- Stated exercise -
From the entries that follow, pick out all lines holding "brioche".

- Input for this task -
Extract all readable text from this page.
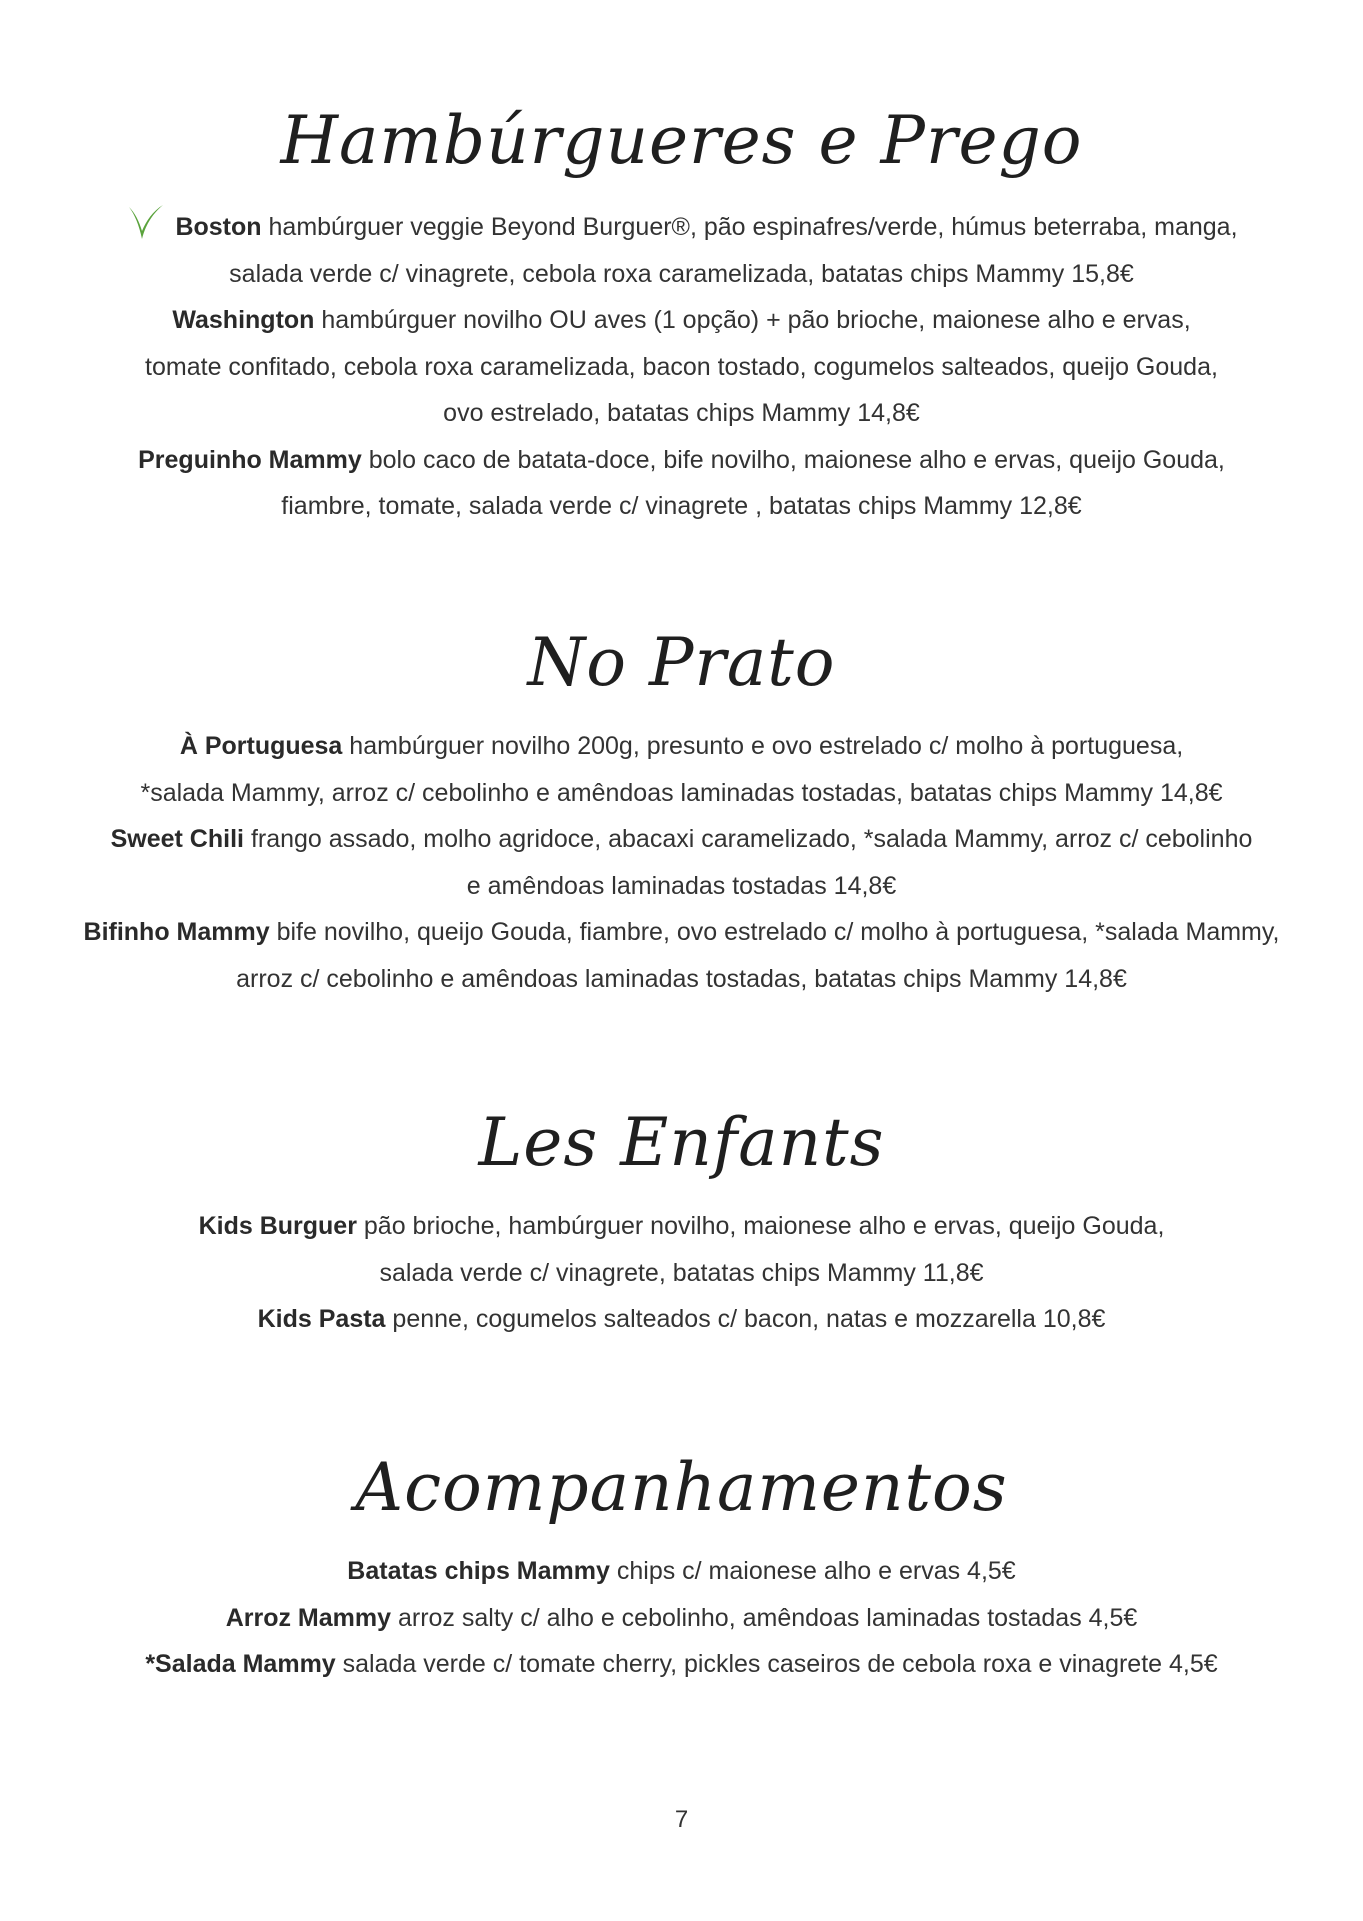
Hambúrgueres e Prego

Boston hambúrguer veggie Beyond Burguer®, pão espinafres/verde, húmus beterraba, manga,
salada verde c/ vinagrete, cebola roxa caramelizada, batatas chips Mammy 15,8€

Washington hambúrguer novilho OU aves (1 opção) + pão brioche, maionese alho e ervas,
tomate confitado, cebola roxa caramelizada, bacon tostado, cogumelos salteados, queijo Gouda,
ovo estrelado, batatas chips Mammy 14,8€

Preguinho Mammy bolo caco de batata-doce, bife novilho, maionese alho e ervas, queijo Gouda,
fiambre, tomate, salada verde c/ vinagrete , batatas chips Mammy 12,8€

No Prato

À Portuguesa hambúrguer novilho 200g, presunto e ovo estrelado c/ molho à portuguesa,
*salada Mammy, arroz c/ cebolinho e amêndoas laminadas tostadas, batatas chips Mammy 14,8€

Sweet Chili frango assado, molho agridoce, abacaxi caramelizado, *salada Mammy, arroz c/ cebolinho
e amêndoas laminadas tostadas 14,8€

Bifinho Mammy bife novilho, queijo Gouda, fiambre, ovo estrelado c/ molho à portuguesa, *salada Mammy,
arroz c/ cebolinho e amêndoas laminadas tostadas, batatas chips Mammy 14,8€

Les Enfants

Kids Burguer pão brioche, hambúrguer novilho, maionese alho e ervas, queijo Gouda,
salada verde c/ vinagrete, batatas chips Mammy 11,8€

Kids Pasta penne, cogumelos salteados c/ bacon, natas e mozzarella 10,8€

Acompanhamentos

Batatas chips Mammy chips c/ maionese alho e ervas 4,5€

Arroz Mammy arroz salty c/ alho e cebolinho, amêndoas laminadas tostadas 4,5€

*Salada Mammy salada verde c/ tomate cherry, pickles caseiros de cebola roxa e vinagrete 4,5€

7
...
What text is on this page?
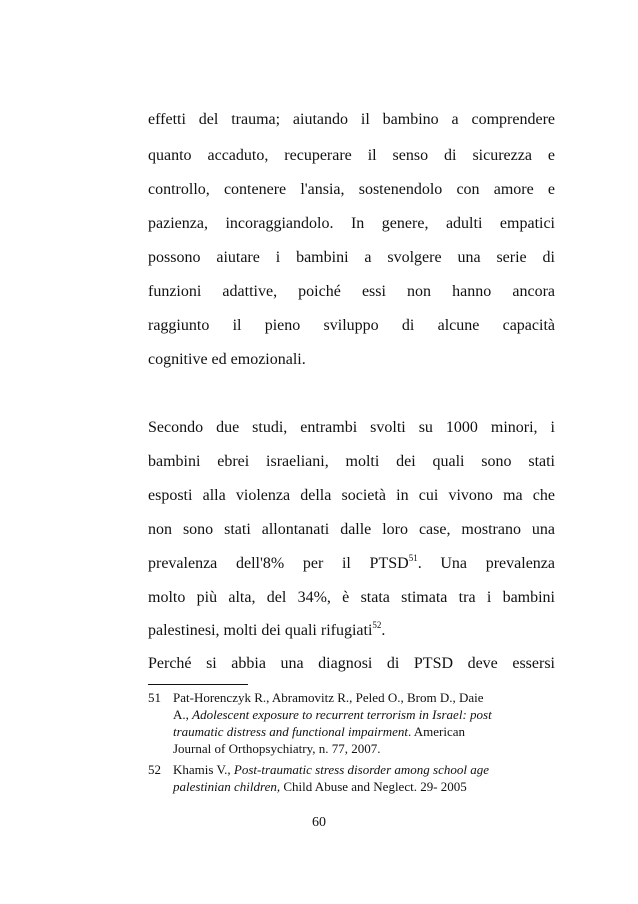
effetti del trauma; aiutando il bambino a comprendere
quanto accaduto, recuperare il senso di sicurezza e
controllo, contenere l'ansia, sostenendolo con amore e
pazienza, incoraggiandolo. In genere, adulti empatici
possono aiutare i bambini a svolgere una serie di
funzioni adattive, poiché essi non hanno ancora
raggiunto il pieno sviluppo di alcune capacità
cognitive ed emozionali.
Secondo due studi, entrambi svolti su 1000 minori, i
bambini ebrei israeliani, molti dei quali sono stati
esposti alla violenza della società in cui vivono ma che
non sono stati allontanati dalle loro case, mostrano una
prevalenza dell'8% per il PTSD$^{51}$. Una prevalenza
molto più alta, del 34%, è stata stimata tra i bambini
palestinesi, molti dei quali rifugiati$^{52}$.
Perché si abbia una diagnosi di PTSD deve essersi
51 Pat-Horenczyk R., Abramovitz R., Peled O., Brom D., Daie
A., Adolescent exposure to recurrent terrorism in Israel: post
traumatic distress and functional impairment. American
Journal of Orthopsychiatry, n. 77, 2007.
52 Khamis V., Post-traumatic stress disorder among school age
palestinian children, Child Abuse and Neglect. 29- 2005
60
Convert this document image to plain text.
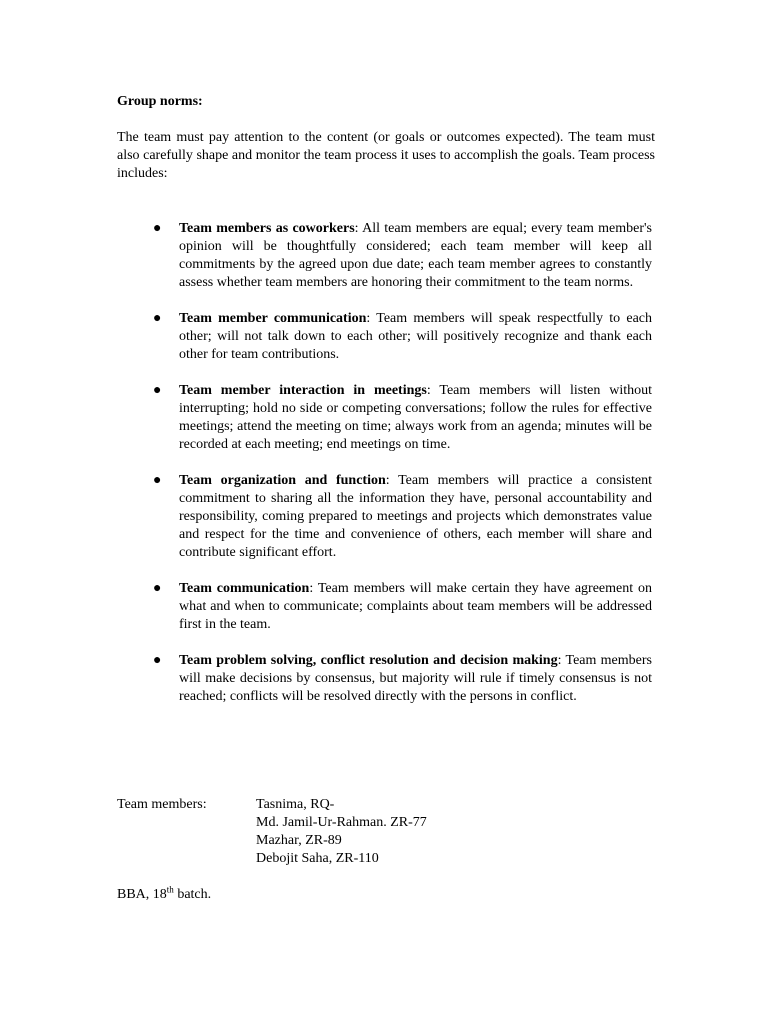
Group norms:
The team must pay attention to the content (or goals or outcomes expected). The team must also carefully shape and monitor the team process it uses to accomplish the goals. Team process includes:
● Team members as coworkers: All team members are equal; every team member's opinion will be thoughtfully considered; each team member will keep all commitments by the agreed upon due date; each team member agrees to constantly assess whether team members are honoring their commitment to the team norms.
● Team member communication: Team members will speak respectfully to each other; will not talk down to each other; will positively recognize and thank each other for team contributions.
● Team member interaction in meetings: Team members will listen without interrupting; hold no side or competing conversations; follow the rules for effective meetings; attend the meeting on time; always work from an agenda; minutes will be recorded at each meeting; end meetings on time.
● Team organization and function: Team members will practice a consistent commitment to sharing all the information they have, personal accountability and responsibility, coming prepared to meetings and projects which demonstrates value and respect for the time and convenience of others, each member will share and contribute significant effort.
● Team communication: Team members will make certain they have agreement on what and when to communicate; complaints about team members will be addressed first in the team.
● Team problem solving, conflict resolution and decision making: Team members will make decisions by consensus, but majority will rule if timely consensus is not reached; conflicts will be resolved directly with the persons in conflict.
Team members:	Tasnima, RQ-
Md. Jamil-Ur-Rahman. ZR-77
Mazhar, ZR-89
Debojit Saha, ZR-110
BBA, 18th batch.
--
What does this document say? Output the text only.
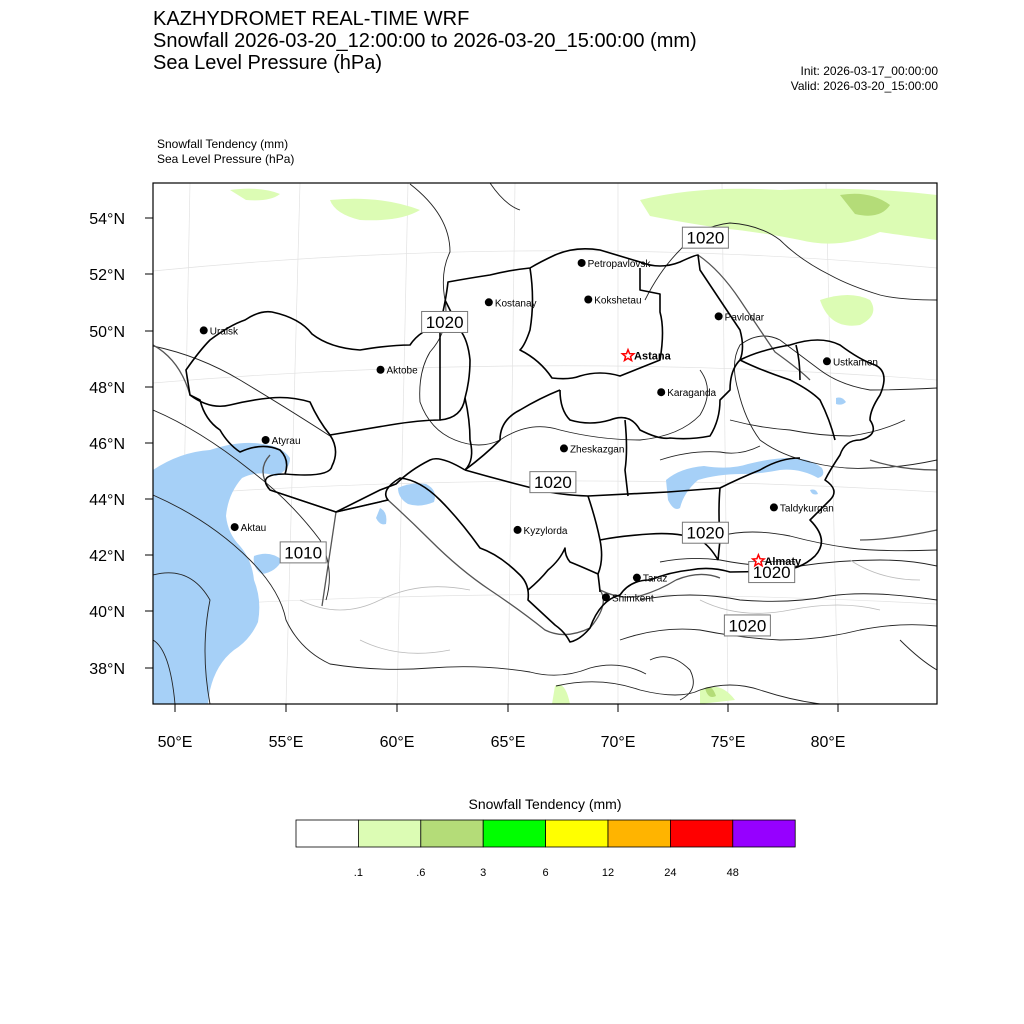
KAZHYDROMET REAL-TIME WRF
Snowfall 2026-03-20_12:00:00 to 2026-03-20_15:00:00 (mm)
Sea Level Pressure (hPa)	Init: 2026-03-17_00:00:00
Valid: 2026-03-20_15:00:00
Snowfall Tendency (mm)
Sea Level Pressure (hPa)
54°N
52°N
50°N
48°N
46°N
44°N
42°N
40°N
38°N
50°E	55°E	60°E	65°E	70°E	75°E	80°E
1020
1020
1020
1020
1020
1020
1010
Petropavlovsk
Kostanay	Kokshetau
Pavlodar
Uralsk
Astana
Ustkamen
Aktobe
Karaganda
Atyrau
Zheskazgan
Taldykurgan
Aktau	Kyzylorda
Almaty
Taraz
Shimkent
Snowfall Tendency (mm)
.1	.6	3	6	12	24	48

- Solution for this task -
Washington hambúrguer novilho OU aves (1 opção) + pão brioche, maionese alho e ervas,
Kids Burguer pão brioche, hambúrguer novilho, maionese alho e ervas, queijo Gouda,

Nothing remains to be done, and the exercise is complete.